Data items
--------------------
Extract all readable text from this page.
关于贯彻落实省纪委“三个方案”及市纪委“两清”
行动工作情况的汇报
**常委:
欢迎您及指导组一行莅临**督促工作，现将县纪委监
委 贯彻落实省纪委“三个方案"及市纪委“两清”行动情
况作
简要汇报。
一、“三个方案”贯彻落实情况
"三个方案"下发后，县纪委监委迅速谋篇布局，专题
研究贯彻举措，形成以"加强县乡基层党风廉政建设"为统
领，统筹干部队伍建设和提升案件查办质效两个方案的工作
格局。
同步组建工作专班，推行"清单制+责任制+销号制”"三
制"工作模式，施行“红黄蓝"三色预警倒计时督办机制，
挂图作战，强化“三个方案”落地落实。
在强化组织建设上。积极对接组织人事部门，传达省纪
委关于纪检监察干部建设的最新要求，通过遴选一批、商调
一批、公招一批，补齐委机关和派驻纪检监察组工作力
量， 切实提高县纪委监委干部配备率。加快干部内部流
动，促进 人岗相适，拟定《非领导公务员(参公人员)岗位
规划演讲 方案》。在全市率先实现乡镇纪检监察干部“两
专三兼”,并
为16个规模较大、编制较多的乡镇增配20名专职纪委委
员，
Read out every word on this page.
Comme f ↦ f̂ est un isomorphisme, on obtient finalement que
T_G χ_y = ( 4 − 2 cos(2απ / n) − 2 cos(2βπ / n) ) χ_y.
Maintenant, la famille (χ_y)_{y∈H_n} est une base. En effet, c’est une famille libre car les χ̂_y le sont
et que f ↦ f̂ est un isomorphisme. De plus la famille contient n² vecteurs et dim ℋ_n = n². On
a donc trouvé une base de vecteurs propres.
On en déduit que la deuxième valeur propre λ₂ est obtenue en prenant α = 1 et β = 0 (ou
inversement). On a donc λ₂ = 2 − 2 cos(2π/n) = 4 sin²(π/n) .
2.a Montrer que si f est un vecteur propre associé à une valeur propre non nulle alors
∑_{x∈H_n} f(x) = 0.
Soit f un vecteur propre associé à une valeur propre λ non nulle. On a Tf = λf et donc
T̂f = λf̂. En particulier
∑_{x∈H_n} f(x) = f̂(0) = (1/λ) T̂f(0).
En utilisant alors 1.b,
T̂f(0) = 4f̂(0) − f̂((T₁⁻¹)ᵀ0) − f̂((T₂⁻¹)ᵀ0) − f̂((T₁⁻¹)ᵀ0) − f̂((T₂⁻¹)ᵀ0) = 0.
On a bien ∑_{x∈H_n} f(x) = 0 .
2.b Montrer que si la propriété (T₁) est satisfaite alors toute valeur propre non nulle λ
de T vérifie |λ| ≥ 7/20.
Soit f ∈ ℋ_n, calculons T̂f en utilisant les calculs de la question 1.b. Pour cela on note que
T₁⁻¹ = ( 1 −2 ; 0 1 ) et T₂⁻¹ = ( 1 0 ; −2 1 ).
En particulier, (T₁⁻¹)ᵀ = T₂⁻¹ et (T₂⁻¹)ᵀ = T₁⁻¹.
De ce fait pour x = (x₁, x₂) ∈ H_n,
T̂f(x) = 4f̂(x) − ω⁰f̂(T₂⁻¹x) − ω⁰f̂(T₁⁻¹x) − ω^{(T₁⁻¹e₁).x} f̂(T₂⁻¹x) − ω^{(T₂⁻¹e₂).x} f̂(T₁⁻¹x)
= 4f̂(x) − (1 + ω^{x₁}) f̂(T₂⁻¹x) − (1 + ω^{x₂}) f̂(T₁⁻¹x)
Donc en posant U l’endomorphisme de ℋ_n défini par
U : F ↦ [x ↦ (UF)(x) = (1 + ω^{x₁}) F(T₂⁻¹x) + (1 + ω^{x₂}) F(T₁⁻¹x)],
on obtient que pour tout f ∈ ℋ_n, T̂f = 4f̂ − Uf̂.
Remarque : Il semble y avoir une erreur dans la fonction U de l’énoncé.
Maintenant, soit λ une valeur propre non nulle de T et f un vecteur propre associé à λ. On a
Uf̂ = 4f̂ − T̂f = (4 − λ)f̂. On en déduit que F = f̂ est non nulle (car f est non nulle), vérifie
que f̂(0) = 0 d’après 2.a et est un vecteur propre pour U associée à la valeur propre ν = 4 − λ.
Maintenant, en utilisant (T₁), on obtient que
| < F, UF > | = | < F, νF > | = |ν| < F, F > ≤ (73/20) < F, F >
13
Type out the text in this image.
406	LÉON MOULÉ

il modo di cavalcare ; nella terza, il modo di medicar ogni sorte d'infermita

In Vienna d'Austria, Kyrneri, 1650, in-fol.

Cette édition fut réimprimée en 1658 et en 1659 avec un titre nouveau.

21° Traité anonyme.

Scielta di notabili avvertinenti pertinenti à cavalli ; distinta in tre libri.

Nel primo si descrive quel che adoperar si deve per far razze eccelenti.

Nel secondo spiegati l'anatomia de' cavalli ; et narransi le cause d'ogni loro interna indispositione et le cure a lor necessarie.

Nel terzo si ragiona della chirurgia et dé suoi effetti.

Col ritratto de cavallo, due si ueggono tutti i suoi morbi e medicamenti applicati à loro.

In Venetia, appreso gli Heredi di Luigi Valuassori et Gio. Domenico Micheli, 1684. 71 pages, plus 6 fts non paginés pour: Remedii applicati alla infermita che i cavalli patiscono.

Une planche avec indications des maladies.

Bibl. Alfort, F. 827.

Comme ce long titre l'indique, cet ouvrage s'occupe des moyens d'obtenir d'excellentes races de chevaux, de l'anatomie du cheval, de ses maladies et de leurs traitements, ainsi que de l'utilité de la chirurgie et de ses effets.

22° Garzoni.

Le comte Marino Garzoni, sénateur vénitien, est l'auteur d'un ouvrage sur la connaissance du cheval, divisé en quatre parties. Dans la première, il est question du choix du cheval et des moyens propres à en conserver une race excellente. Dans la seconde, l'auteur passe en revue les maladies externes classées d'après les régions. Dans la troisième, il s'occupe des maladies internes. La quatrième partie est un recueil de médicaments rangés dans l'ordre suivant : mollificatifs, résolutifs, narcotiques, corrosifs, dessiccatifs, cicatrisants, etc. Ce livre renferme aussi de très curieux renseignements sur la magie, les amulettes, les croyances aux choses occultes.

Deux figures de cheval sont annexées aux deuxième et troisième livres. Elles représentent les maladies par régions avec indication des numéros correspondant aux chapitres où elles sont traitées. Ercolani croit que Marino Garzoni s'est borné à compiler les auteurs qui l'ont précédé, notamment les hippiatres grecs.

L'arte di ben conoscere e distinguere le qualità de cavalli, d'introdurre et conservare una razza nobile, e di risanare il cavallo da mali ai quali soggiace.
--------------------
▸ Directions
Return each full line of the entries that contains the word "Garzoni".

▸ Solution for this task
22° Garzoni.
Le comte Marino Garzoni, sénateur vénitien, est l'auteur d'un ouvrage sur la connaissance du cheval, divisé en quatre parties. Dans la première, il est question du choix du cheval et des moyens propres à en conserver une race excellente. Dans la seconde, l'auteur passe en revue les maladies externes classées d'après les régions. Dans la troisième, il s'occupe des maladies internes. La quatrième partie est un recueil de médicaments rangés dans l'ordre suivant : mollificatifs, résolutifs, narcotiques, corrosifs, dessiccatifs, cicatrisants, etc. Ce livre renferme aussi de très curieux renseignements sur la magie, les amulettes, les croyances aux choses occultes.
Deux figures de cheval sont annexées aux deuxième et troisième livres. Elles représentent les maladies par régions avec indication des numéros correspondant aux chapitres où elles sont traitées. Ercolani croit que Marino Garzoni s'est borné à compiler les auteurs qui l'ont précédé, notamment les hippiatres grecs.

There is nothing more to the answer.